§ **Excerpted passage**
^^^^

Toning your ABS: How to maximise booking revenue
What does attribute-based shopping mean for accommodation?
Two modes of shopping commonly carry the name attribute-based shopping (ABS).
In the older form, widely used today, a consumer begins by choosing a hotel and stay dates and receives a list of rates. These rates correspond to combinations of room types and rate plans and each combination has a price.
Both the room type and the rate plan for each combination have attributes.
For example, a room type might have attributes like the bedding, max guest capacity or whether it has a view or a balcony.
Rate plans have attributes like cancellation policies or whether they include certain features like meals or prepaid wifi.
Customers are not searching for those specific attributes, rather they’re filtering what’s been retrieved to find the best specific room type and rate plan for their needs.
We’ll refer to this older shopping mode as attribute-based filtering.
In the new attribute-based shopping model, consumers don’t see the room type or rate plan combinations; they see a list of attributes they can put into a shopping cart to build the product they want.
If Jon wants to stay at a particular hotel with his wife and they’re interested in a king bed with ocean view and a balcony, then he can specify those attributes without knowing the room type.
Each time he adds an attribute to the cart, the ABS engine prices that attribute separately and the consumer can see how each attribute affects the total price of the room.

^^^^

§ **Entries supplied**
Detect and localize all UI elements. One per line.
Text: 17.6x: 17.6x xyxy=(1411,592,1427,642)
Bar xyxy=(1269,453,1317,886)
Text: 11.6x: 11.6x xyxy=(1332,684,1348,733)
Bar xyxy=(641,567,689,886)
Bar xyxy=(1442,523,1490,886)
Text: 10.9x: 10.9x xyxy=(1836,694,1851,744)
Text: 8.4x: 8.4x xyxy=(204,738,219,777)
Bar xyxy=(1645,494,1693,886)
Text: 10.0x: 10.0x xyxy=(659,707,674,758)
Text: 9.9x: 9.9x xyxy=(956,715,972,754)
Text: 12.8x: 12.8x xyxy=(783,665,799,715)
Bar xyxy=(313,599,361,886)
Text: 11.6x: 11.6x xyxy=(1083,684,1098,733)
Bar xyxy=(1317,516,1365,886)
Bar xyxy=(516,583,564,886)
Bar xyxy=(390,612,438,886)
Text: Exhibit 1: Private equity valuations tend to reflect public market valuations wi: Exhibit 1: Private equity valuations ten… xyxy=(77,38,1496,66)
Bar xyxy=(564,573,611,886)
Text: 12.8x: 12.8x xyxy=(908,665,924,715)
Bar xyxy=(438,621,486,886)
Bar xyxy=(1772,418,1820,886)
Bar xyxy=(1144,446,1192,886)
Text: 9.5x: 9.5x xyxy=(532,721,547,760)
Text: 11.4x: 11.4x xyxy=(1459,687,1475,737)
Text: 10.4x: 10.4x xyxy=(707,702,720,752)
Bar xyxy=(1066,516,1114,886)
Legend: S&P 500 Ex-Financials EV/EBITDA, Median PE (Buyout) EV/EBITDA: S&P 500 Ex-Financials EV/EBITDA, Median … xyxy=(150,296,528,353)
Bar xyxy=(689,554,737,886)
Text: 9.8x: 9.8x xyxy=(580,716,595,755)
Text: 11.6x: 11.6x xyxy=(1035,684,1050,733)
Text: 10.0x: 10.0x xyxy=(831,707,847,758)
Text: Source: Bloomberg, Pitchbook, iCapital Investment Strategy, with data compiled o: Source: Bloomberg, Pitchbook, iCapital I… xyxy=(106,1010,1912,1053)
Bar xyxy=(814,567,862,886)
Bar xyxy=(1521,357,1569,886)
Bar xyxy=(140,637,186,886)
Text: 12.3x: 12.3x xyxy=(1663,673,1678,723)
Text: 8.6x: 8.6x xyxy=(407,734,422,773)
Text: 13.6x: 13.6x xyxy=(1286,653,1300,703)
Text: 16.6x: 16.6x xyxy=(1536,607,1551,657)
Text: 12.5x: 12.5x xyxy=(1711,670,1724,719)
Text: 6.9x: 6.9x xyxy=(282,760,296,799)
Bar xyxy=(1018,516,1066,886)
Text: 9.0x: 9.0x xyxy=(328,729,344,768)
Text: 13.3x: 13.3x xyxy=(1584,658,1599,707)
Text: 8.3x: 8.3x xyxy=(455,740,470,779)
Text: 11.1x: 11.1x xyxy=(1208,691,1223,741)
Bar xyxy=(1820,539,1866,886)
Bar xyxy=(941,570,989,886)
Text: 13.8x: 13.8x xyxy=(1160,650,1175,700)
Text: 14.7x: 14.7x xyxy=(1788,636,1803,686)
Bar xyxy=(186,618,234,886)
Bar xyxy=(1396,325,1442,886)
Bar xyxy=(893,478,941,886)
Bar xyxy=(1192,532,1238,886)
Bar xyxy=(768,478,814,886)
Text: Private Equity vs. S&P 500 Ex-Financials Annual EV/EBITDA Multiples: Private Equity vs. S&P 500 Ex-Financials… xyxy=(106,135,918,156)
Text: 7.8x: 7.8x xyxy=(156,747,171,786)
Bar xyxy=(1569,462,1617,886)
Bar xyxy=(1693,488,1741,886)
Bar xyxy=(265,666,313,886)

^^^^

§ **Problems**
1. Name each room-type attribute that the passage on attribute-based shopping gives as an example.
2. Reproduce the passage on attribute-based shopping word for word, everything from "Toning your ABS: How" down to "for their needs.".

§ **Expected outputs**
1.
- Bedding
- Max guest capacity
- Whether it has a view
- Whether it has a balcony

2.
Toning your ABS: How to maximise booking revenue
What does attribute-based shopping mean for accommodation?
Two modes of shopping commonly carry the name attribute-based shopping (ABS).
In the older form, widely used today, a consumer begins by choosing a hotel and stay dates and receives a list of rates. These rates correspond to combinations of room types and rate plans and each combination has a price.
Both the room type and the rate plan for each combination have attributes.
For example, a room type might have attributes like the bedding, max guest capacity or whether it has a view or a balcony.
Rate plans have attributes like cancellation policies or whether they include certain features like meals or prepaid wifi.
Customers are not searching for those specific attributes, rather they’re filtering what’s been retrieved to find the best specific room type and rate plan for their needs.